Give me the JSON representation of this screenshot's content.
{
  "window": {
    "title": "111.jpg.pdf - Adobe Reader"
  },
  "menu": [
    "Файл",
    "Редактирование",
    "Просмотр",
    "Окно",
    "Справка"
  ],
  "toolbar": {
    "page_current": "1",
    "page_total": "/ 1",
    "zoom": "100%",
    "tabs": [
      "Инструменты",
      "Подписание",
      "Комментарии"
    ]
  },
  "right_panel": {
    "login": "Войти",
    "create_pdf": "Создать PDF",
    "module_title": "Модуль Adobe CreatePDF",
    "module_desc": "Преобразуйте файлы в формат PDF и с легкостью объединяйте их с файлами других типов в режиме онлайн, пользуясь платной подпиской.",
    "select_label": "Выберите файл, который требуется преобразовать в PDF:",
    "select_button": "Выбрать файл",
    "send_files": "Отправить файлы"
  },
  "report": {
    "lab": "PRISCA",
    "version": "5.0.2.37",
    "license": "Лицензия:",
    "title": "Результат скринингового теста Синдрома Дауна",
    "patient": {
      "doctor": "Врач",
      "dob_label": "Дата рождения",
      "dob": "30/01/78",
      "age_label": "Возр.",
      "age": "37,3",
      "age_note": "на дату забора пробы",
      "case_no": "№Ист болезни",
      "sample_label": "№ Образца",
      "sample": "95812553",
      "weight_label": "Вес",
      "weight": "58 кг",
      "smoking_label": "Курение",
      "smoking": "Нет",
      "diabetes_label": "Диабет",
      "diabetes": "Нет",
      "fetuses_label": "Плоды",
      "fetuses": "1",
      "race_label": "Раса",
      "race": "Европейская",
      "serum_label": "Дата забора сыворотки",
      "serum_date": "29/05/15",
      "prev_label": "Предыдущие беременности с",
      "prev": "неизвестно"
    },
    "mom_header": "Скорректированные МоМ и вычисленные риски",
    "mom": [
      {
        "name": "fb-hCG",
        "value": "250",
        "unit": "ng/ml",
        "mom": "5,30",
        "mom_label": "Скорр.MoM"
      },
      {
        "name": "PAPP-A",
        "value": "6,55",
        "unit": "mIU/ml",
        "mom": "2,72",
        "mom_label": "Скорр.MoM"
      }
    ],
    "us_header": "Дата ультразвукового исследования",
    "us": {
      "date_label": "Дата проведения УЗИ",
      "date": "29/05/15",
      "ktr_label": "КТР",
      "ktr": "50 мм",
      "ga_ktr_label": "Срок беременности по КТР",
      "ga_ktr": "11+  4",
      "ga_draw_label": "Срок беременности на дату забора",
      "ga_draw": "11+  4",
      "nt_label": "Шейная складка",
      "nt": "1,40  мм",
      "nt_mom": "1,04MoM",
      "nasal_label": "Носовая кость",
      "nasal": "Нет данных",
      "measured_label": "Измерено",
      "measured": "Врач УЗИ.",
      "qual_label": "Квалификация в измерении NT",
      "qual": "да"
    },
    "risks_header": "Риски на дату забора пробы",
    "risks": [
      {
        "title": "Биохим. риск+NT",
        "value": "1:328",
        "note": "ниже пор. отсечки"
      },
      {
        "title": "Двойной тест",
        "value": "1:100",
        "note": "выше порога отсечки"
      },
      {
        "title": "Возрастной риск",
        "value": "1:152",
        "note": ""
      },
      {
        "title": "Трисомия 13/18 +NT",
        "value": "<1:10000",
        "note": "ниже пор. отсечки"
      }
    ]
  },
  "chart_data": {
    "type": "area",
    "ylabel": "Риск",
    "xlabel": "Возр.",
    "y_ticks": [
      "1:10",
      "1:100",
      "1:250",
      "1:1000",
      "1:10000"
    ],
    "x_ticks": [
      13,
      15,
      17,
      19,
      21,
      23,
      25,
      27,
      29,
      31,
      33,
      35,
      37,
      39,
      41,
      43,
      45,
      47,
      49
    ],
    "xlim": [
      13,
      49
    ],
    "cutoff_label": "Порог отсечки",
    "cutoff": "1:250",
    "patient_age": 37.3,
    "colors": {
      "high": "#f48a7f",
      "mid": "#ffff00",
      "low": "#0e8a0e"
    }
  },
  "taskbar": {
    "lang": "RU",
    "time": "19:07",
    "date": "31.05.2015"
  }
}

TASK DETAILS: Return all of the data precisely as it appears.

OUTPUT FOR THIS TASK:
Give me the JSON representation of this screenshot's content.
{
  "window": {
    "title": "111.jpg.pdf - Adobe Reader"
  },
  "menu": [
    "Файл",
    "Редактирование",
    "Просмотр",
    "Окно",
    "Справка"
  ],
  "toolbar": {
    "page_current": "1",
    "page_total": "/ 1",
    "zoom": "100%",
    "tabs": [
      "Инструменты",
      "Подписание",
      "Комментарии"
    ]
  },
  "right_panel": {
    "login": "Войти",
    "create_pdf": "Создать PDF",
    "module_title": "Модуль Adobe CreatePDF",
    "module_desc": "Преобразуйте файлы в формат PDF и с легкостью объединяйте их с файлами других типов в режиме онлайн, пользуясь платной подпиской.",
    "select_label": "Выберите файл, который требуется преобразовать в PDF:",
    "select_button": "Выбрать файл",
    "send_files": "Отправить файлы"
  },
  "report": {
    "lab": "PRISCA",
    "version": "5.0.2.37",
    "license": "Лицензия:",
    "title": "Результат скринингового теста Синдрома Дауна",
    "patient": {
      "doctor": "Врач",
      "dob_label": "Дата рождения",
      "dob": "30/01/78",
      "age_label": "Возр.",
      "age": "37,3",
      "age_note": "на дату забора пробы",
      "case_no": "№Ист болезни",
      "sample_label": "№ Образца",
      "sample": "95812553",
      "weight_label": "Вес",
      "weight": "58 кг",
      "smoking_label": "Курение",
      "smoking": "Нет",
      "diabetes_label": "Диабет",
      "diabetes": "Нет",
      "fetuses_label": "Плоды",
      "fetuses": "1",
      "race_label": "Раса",
      "race": "Европейская",
      "serum_label": "Дата забора сыворотки",
      "serum_date": "29/05/15",
      "prev_label": "Предыдущие беременности с",
      "prev": "неизвестно"
    },
    "mom_header": "Скорректированные МоМ и вычисленные риски",
    "mom": [
      {
        "name": "fb-hCG",
        "value": "250",
        "unit": "ng/ml",
        "mom": "5,30",
        "mom_label": "Скорр.MoM"
      },
      {
        "name": "PAPP-A",
        "value": "6,55",
        "unit": "mIU/ml",
        "mom": "2,72",
        "mom_label": "Скорр.MoM"
      }
    ],
    "us_header": "Дата ультразвукового исследования",
    "us": {
      "date_label": "Дата проведения УЗИ",
      "date": "29/05/15",
      "ktr_label": "КТР",
      "ktr": "50 мм",
      "ga_ktr_label": "Срок беременности по КТР",
      "ga_ktr": "11+  4",
      "ga_draw_label": "Срок беременности на дату забора",
      "ga_draw": "11+  4",
      "nt_label": "Шейная складка",
      "nt": "1,40  мм",
      "nt_mom": "1,04MoM",
      "nasal_label": "Носовая кость",
      "nasal": "Нет данных",
      "measured_label": "Измерено",
      "measured": "Врач УЗИ.",
      "qual_label": "Квалификация в измерении NT",
      "qual": "да"
    },
    "risks_header": "Риски на дату забора пробы",
    "risks": [
      {
        "title": "Биохим. риск+NT",
        "value": "1:328",
        "note": "ниже пор. отсечки"
      },
      {
        "title": "Двойной тест",
        "value": "1:100",
        "note": "выше порога отсечки"
      },
      {
        "title": "Возрастной риск",
        "value": "1:152",
        "note": ""
      },
      {
        "title": "Трисомия 13/18 +NT",
        "value": "<1:10000",
        "note": "ниже пор. отсечки"
      }
    ]
  },
  "chart_data": {
    "type": "area",
    "ylabel": "Риск",
    "xlabel": "Возр.",
    "y_ticks": [
      "1:10",
      "1:100",
      "1:250",
      "1:1000",
      "1:10000"
    ],
    "x_ticks": [
      13,
      15,
      17,
      19,
      21,
      23,
      25,
      27,
      29,
      31,
      33,
      35,
      37,
      39,
      41,
      43,
      45,
      47,
      49
    ],
    "xlim": [
      13,
      49
    ],
    "cutoff_label": "Порог отсечки",
    "cutoff": "1:250",
    "patient_age": 37.3,
    "colors": {
      "high": "#f48a7f",
      "mid": "#ffff00",
      "low": "#0e8a0e"
    }
  },
  "taskbar": {
    "lang": "RU",
    "time": "19:07",
    "date": "31.05.2015"
  }
}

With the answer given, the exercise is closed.